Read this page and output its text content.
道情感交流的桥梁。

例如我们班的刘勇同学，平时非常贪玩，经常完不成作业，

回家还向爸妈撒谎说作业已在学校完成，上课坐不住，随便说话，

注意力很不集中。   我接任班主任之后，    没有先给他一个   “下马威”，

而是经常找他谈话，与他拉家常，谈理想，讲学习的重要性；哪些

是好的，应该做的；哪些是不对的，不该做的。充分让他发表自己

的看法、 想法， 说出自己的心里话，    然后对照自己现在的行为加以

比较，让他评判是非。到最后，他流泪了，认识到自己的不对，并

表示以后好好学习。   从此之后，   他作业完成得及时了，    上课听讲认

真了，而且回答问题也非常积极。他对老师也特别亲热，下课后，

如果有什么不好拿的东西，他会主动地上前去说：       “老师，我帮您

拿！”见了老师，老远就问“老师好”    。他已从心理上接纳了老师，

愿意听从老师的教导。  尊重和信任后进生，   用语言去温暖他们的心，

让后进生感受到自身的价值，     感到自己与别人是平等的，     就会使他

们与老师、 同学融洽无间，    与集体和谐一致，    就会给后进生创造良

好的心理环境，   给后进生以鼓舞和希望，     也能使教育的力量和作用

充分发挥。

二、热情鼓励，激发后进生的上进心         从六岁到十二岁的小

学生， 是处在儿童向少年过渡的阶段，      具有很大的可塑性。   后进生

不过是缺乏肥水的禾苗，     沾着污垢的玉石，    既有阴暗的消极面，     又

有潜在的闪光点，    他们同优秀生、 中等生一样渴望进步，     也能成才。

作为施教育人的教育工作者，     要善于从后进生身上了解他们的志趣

-------

What to produce:
Write out the records shown above, exactly as they appear.

Written reply:
Read this page and output its text content.
道情感交流的桥梁。

例如我们班的刘勇同学，平时非常贪玩，经常完不成作业，

回家还向爸妈撒谎说作业已在学校完成，上课坐不住，随便说话，

注意力很不集中。   我接任班主任之后，    没有先给他一个   “下马威”，

而是经常找他谈话，与他拉家常，谈理想，讲学习的重要性；哪些

是好的，应该做的；哪些是不对的，不该做的。充分让他发表自己

的看法、 想法， 说出自己的心里话，    然后对照自己现在的行为加以

比较，让他评判是非。到最后，他流泪了，认识到自己的不对，并

表示以后好好学习。   从此之后，   他作业完成得及时了，    上课听讲认

真了，而且回答问题也非常积极。他对老师也特别亲热，下课后，

如果有什么不好拿的东西，他会主动地上前去说：       “老师，我帮您

拿！”见了老师，老远就问“老师好”    。他已从心理上接纳了老师，

愿意听从老师的教导。  尊重和信任后进生，   用语言去温暖他们的心，

让后进生感受到自身的价值，     感到自己与别人是平等的，     就会使他

们与老师、 同学融洽无间，    与集体和谐一致，    就会给后进生创造良

好的心理环境，   给后进生以鼓舞和希望，     也能使教育的力量和作用

充分发挥。

二、热情鼓励，激发后进生的上进心         从六岁到十二岁的小

学生， 是处在儿童向少年过渡的阶段，      具有很大的可塑性。   后进生

不过是缺乏肥水的禾苗，     沾着污垢的玉石，    既有阴暗的消极面，     又

有潜在的闪光点，    他们同优秀生、 中等生一样渴望进步，     也能成才。

作为施教育人的教育工作者，     要善于从后进生身上了解他们的志趣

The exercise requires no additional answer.